Material shown>
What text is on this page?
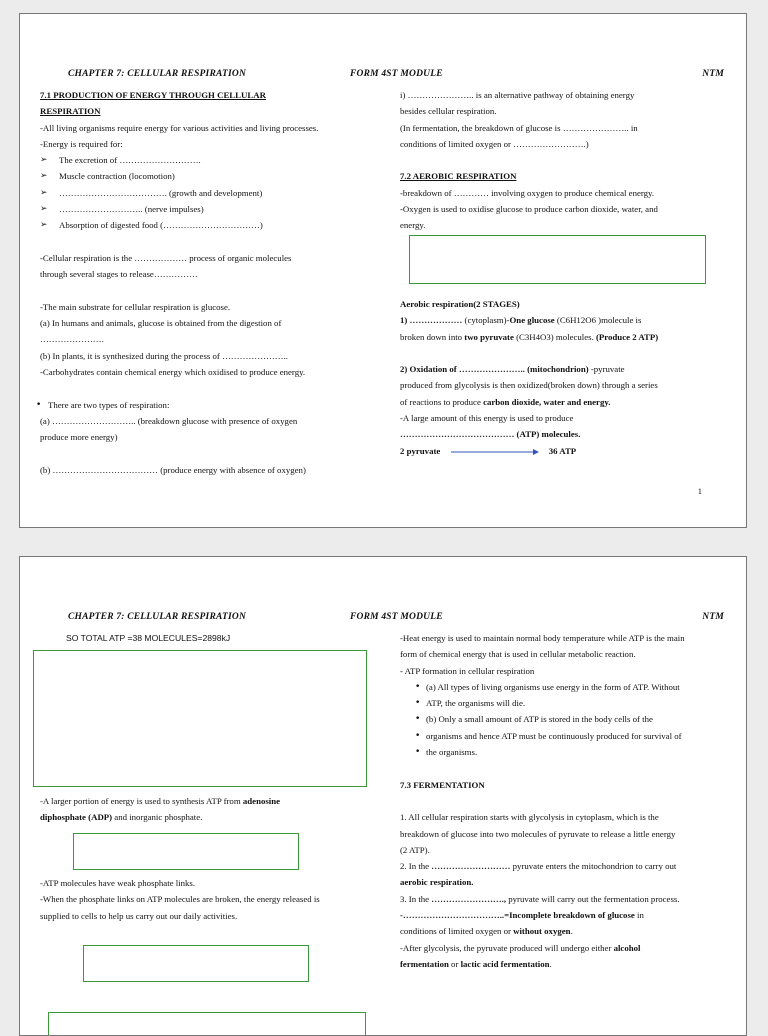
CHAPTER 7: CELLULAR RESPIRATION	FORM 4ST MODULE	NTM

7.1 PRODUCTION OF ENERGY THROUGH CELLULAR

RESPIRATION

-All living organisms require energy for various activities and living processes.

-Energy is required for:

➢ The excretion of ……………………….

➢ Muscle contraction (locomotion)

➢ ………………………………. (growth and development)

➢ ……………………….. (nerve impulses)

➢ Absorption of digested food (……………………………)

-Cellular respiration is the ……………… process of organic molecules

through several stages to release……………

-The main substrate for cellular respiration is glucose.

(a) In humans and animals, glucose is obtained from the digestion of

………………….

(b) In plants, it is synthesized during the process of …………………..

-Carbohydrates contain chemical energy which oxidised to produce energy.

• There are two types of respiration:

(a) ……………………….. (breakdown glucose with presence of oxygen

produce more energy)

(b) ……………………………… (produce energy with absence of oxygen)

i) ………………….. is an alternative pathway of obtaining energy

besides cellular respiration.

(In fermentation, the breakdown of glucose is ………………….. in

conditions of limited oxygen or …………………….)

7.2 AEROBIC RESPIRATION

-breakdown of ………… involving oxygen to produce chemical energy.

-Oxygen is used to oxidise glucose to produce carbon dioxide, water, and

energy.

Aerobic respiration(2 STAGES)

1) ……………… (cytoplasm)-One glucose (C6H12O6 )molecule is

broken down into two pyruvate (C3H4O3) molecules. (Produce 2 ATP)

2) Oxidation of ………………….. (mitochondrion) -pyruvate

produced from glycolysis is then oxidized(broken down) through a series

of reactions to produce carbon dioxide, water and energy.

-A large amount of this energy is used to produce

………………………………… (ATP) molecules.

2 pyruvate	36 ATP

1
CHAPTER 7: CELLULAR RESPIRATION	FORM 4ST MODULE	NTM

SO TOTAL ATP =38 MOLECULES=2898kJ

-A larger portion of energy is used to synthesis ATP from adenosine

diphosphate (ADP) and inorganic phosphate.

-ATP molecules have weak phosphate links.

-When the phosphate links on ATP molecules are broken, the energy released is

supplied to cells to help us carry out our daily activities.

-Heat energy is used to maintain normal body temperature while ATP is the main

form of chemical energy that is used in cellular metabolic reaction.

- ATP formation in cellular respiration

• (a) All types of living organisms use energy in the form of ATP. Without

• ATP, the organisms will die.

• (b) Only a small amount of ATP is stored in the body cells of the

• organisms and hence ATP must be continuously produced for survival of

• the organisms.

7.3 FERMENTATION

1. All cellular respiration starts with glycolysis in cytoplasm, which is the

breakdown of glucose into two molecules of pyruvate to release a little energy

(2 ATP).

2. In the ……………………… pyruvate enters the mitochondrion to carry out

aerobic respiration.

3. In the ……………………., pyruvate will carry out the fermentation process.

-……………………………..=Incomplete breakdown of glucose in

conditions of limited oxygen or without oxygen.

-After glycolysis, the pyruvate produced will undergo either alcohol

fermentation or lactic acid fermentation.
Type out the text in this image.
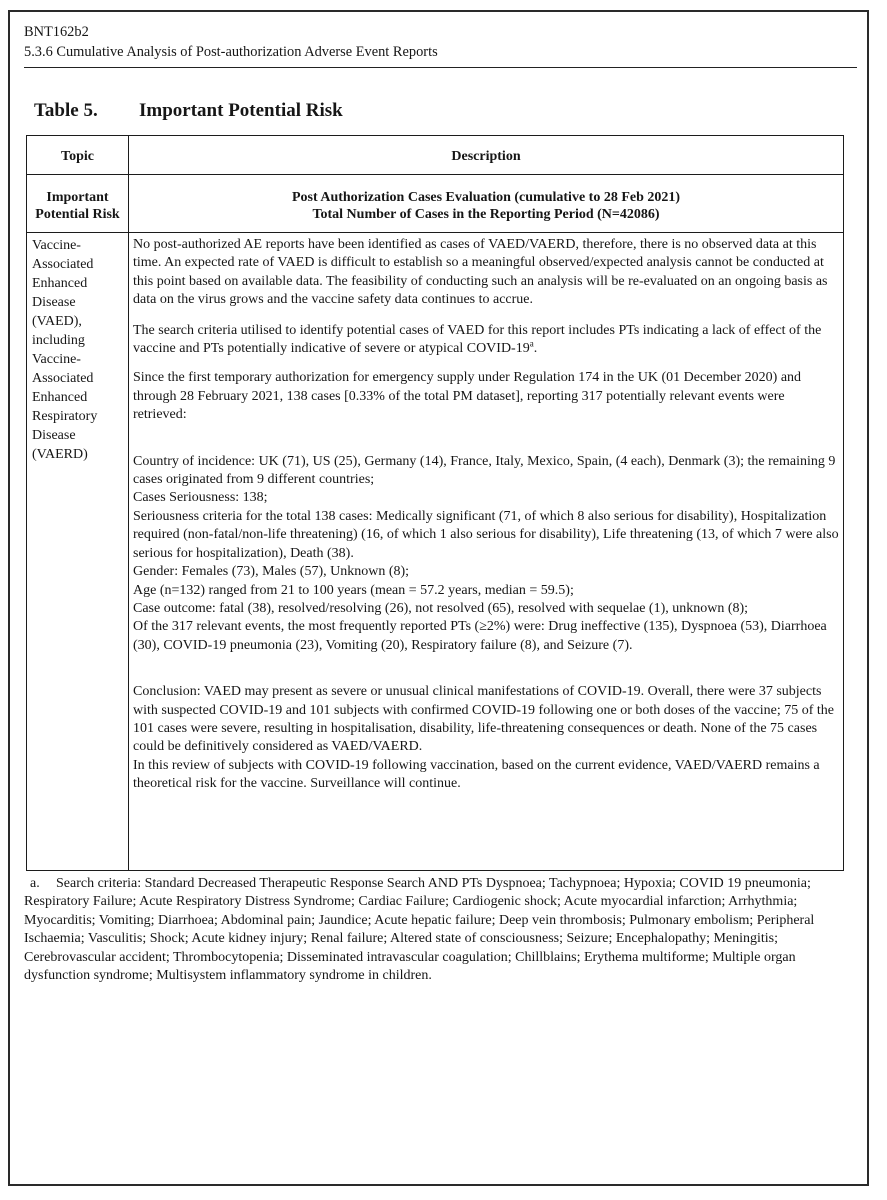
BNT162b2
5.3.6 Cumulative Analysis of Post-authorization Adverse Event Reports
Table 5. Important Potential Risk
Topic	Description
Important Potential Risk
Post Authorization Cases Evaluation (cumulative to 28 Feb 2021)
Total Number of Cases in the Reporting Period (N=42086)
Vaccine-
Associated
Enhanced
Disease
(VAED),
including
Vaccine-
Associated
Enhanced
Respiratory
Disease
(VAERD)

No post-authorized AE reports have been identified as cases of VAED/VAERD, therefore, there is no observed data at this time. An expected rate of VAED is difficult to establish so a meaningful observed/expected analysis cannot be conducted at this point based on available data. The feasibility of conducting such an analysis will be re-evaluated on an ongoing basis as data on the virus grows and the vaccine safety data continues to accrue.

The search criteria utilised to identify potential cases of VAED for this report includes PTs indicating a lack of effect of the vaccine and PTs potentially indicative of severe or atypical COVID-19$^a$.

Since the first temporary authorization for emergency supply under Regulation 174 in the UK (01 December 2020) and through 28 February 2021, 138 cases [0.33% of the total PM dataset], reporting 317 potentially relevant events were retrieved:

Country of incidence: UK (71), US (25), Germany (14), France, Italy, Mexico, Spain, (4 each), Denmark (3); the remaining 9 cases originated from 9 different countries;

Cases Seriousness: 138;

Seriousness criteria for the total 138 cases: Medically significant (71, of which 8 also serious for disability), Hospitalization required (non-fatal/non-life threatening) (16, of which 1 also serious for disability), Life threatening (13, of which 7 were also serious for hospitalization), Death (38).

Gender: Females (73), Males (57), Unknown (8);

Age (n=132) ranged from 21 to 100 years (mean = 57.2 years, median = 59.5);

Case outcome: fatal (38), resolved/resolving (26), not resolved (65), resolved with sequelae (1), unknown (8);

Of the 317 relevant events, the most frequently reported PTs (≥2%) were: Drug ineffective (135), Dyspnoea (53), Diarrhoea (30), COVID-19 pneumonia (23), Vomiting (20), Respiratory failure (8), and Seizure (7).

Conclusion: VAED may present as severe or unusual clinical manifestations of COVID-19. Overall, there were 37 subjects with suspected COVID-19 and 101 subjects with confirmed COVID-19 following one or both doses of the vaccine; 75 of the 101 cases were severe, resulting in hospitalisation, disability, life-threatening consequences or death. None of the 75 cases could be definitively considered as VAED/VAERD.

In this review of subjects with COVID-19 following vaccination, based on the current evidence, VAED/VAERD remains a theoretical risk for the vaccine. Surveillance will continue.

a. Search criteria: Standard Decreased Therapeutic Response Search AND PTs Dyspnoea; Tachypnoea; Hypoxia; COVID 19 pneumonia; Respiratory Failure; Acute Respiratory Distress Syndrome; Cardiac Failure; Cardiogenic shock; Acute myocardial infarction; Arrhythmia; Myocarditis; Vomiting; Diarrhoea; Abdominal pain; Jaundice; Acute hepatic failure; Deep vein thrombosis; Pulmonary embolism; Peripheral Ischaemia; Vasculitis; Shock; Acute kidney injury; Renal failure; Altered state of consciousness; Seizure; Encephalopathy; Meningitis; Cerebrovascular accident; Thrombocytopenia; Disseminated intravascular coagulation; Chillblains; Erythema multiforme; Multiple organ dysfunction syndrome; Multisystem inflammatory syndrome in children.
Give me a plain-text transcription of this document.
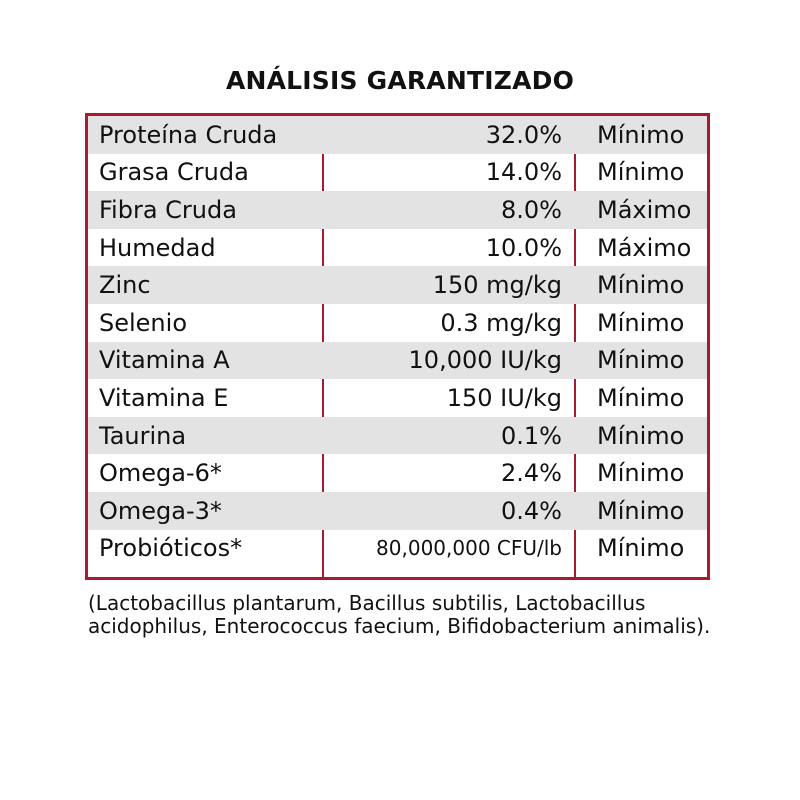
ANÁLISIS GARANTIZADO
Proteína Cruda	32.0%	Mínimo
Grasa Cruda	14.0%	Mínimo
Fibra Cruda	8.0%	Máximo
Humedad	10.0%	Máximo
Zinc	150 mg/kg	Mínimo
Selenio	0.3 mg/kg	Mínimo
Vitamina A	10,000 IU/kg	Mínimo
Vitamina E	150 IU/kg	Mínimo
Taurina	0.1%	Mínimo
Omega-6*	2.4%	Mínimo
Omega-3*	0.4%	Mínimo
Probióticos*	80,000,000 CFU/lb	Mínimo
(Lactobacillus plantarum, Bacillus subtilis, Lactobacillus acidophilus, Enterococcus faecium, Bifidobacterium animalis).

Task goal>
Without the pictures, print all of the records exactly.

Written reply>
What text is on this page?
CHAPTER 7: CELLULAR RESPIRATION	FORM 4ST MODULE	NTM

7.1 PRODUCTION OF ENERGY THROUGH CELLULAR

RESPIRATION

-All living organisms require energy for various activities and living processes.

-Energy is required for:

➢ The excretion of ……………………….

➢ Muscle contraction (locomotion)

➢ ………………………………. (growth and development)

➢ ……………………….. (nerve impulses)

➢ Absorption of digested food (……………………………)

-Cellular respiration is the ……………… process of organic molecules

through several stages to release……………

-The main substrate for cellular respiration is glucose.

(a) In humans and animals, glucose is obtained from the digestion of

………………….

(b) In plants, it is synthesized during the process of …………………..

-Carbohydrates contain chemical energy which oxidised to produce energy.

• There are two types of respiration:

(a) ……………………….. (breakdown glucose with presence of oxygen

produce more energy)

(b) ……………………………… (produce energy with absence of oxygen)

i) ………………….. is an alternative pathway of obtaining energy

besides cellular respiration.

(In fermentation, the breakdown of glucose is ………………….. in

conditions of limited oxygen or …………………….)

7.2 AEROBIC RESPIRATION

-breakdown of ………… involving oxygen to produce chemical energy.

-Oxygen is used to oxidise glucose to produce carbon dioxide, water, and

energy.

Aerobic respiration(2 STAGES)

1) ……………… (cytoplasm)-One glucose (C6H12O6 )molecule is

broken down into two pyruvate (C3H4O3) molecules. (Produce 2 ATP)

2) Oxidation of ………………….. (mitochondrion) -pyruvate

produced from glycolysis is then oxidized(broken down) through a series

of reactions to produce carbon dioxide, water and energy.

-A large amount of this energy is used to produce

………………………………… (ATP) molecules.

2 pyruvate	36 ATP

1
CHAPTER 7: CELLULAR RESPIRATION	FORM 4ST MODULE	NTM

SO TOTAL ATP =38 MOLECULES=2898kJ

-A larger portion of energy is used to synthesis ATP from adenosine

diphosphate (ADP) and inorganic phosphate.

-ATP molecules have weak phosphate links.

-When the phosphate links on ATP molecules are broken, the energy released is

supplied to cells to help us carry out our daily activities.

-Heat energy is used to maintain normal body temperature while ATP is the main

form of chemical energy that is used in cellular metabolic reaction.

- ATP formation in cellular respiration

• (a) All types of living organisms use energy in the form of ATP. Without

• ATP, the organisms will die.

• (b) Only a small amount of ATP is stored in the body cells of the

• organisms and hence ATP must be continuously produced for survival of

• the organisms.

7.3 FERMENTATION

1. All cellular respiration starts with glycolysis in cytoplasm, which is the

breakdown of glucose into two molecules of pyruvate to release a little energy

(2 ATP).

2. In the ……………………… pyruvate enters the mitochondrion to carry out

aerobic respiration.

3. In the ……………………., pyruvate will carry out the fermentation process.

-……………………………..=Incomplete breakdown of glucose in

conditions of limited oxygen or without oxygen.

-After glycolysis, the pyruvate produced will undergo either alcohol

fermentation or lactic acid fermentation.
Type out the text in this image.
BNT162b2
5.3.6 Cumulative Analysis of Post-authorization Adverse Event Reports
Table 5. Important Potential Risk
Topic	Description
Important Potential Risk
Post Authorization Cases Evaluation (cumulative to 28 Feb 2021)
Total Number of Cases in the Reporting Period (N=42086)
Vaccine-
Associated
Enhanced
Disease
(VAED),
including
Vaccine-
Associated
Enhanced
Respiratory
Disease
(VAERD)

No post-authorized AE reports have been identified as cases of VAED/VAERD, therefore, there is no observed data at this time. An expected rate of VAED is difficult to establish so a meaningful observed/expected analysis cannot be conducted at this point based on available data. The feasibility of conducting such an analysis will be re-evaluated on an ongoing basis as data on the virus grows and the vaccine safety data continues to accrue.

The search criteria utilised to identify potential cases of VAED for this report includes PTs indicating a lack of effect of the vaccine and PTs potentially indicative of severe or atypical COVID-19$^a$.

Since the first temporary authorization for emergency supply under Regulation 174 in the UK (01 December 2020) and through 28 February 2021, 138 cases [0.33% of the total PM dataset], reporting 317 potentially relevant events were retrieved:

Country of incidence: UK (71), US (25), Germany (14), France, Italy, Mexico, Spain, (4 each), Denmark (3); the remaining 9 cases originated from 9 different countries;

Cases Seriousness: 138;

Seriousness criteria for the total 138 cases: Medically significant (71, of which 8 also serious for disability), Hospitalization required (non-fatal/non-life threatening) (16, of which 1 also serious for disability), Life threatening (13, of which 7 were also serious for hospitalization), Death (38).

Gender: Females (73), Males (57), Unknown (8);

Age (n=132) ranged from 21 to 100 years (mean = 57.2 years, median = 59.5);

Case outcome: fatal (38), resolved/resolving (26), not resolved (65), resolved with sequelae (1), unknown (8);

Of the 317 relevant events, the most frequently reported PTs (≥2%) were: Drug ineffective (135), Dyspnoea (53), Diarrhoea (30), COVID-19 pneumonia (23), Vomiting (20), Respiratory failure (8), and Seizure (7).

Conclusion: VAED may present as severe or unusual clinical manifestations of COVID-19. Overall, there were 37 subjects with suspected COVID-19 and 101 subjects with confirmed COVID-19 following one or both doses of the vaccine; 75 of the 101 cases were severe, resulting in hospitalisation, disability, life-threatening consequences or death. None of the 75 cases could be definitively considered as VAED/VAERD.

In this review of subjects with COVID-19 following vaccination, based on the current evidence, VAED/VAERD remains a theoretical risk for the vaccine. Surveillance will continue.

a. Search criteria: Standard Decreased Therapeutic Response Search AND PTs Dyspnoea; Tachypnoea; Hypoxia; COVID 19 pneumonia; Respiratory Failure; Acute Respiratory Distress Syndrome; Cardiac Failure; Cardiogenic shock; Acute myocardial infarction; Arrhythmia; Myocarditis; Vomiting; Diarrhoea; Abdominal pain; Jaundice; Acute hepatic failure; Deep vein thrombosis; Pulmonary embolism; Peripheral Ischaemia; Vasculitis; Shock; Acute kidney injury; Renal failure; Altered state of consciousness; Seizure; Encephalopathy; Meningitis; Cerebrovascular accident; Thrombocytopenia; Disseminated intravascular coagulation; Chillblains; Erythema multiforme; Multiple organ dysfunction syndrome; Multisystem inflammatory syndrome in children.
Give me a plain-text transcription of this document.
ANÁLISIS GARANTIZADO
Proteína Cruda	32.0%	Mínimo
Grasa Cruda	14.0%	Mínimo
Fibra Cruda	8.0%	Máximo
Humedad	10.0%	Máximo
Zinc	150 mg/kg	Mínimo
Selenio	0.3 mg/kg	Mínimo
Vitamina A	10,000 IU/kg	Mínimo
Vitamina E	150 IU/kg	Mínimo
Taurina	0.1%	Mínimo
Omega-6*	2.4%	Mínimo
Omega-3*	0.4%	Mínimo
Probióticos*	80,000,000 CFU/lb	Mínimo
(Lactobacillus plantarum, Bacillus subtilis, Lactobacillus acidophilus, Enterococcus faecium, Bifidobacterium animalis).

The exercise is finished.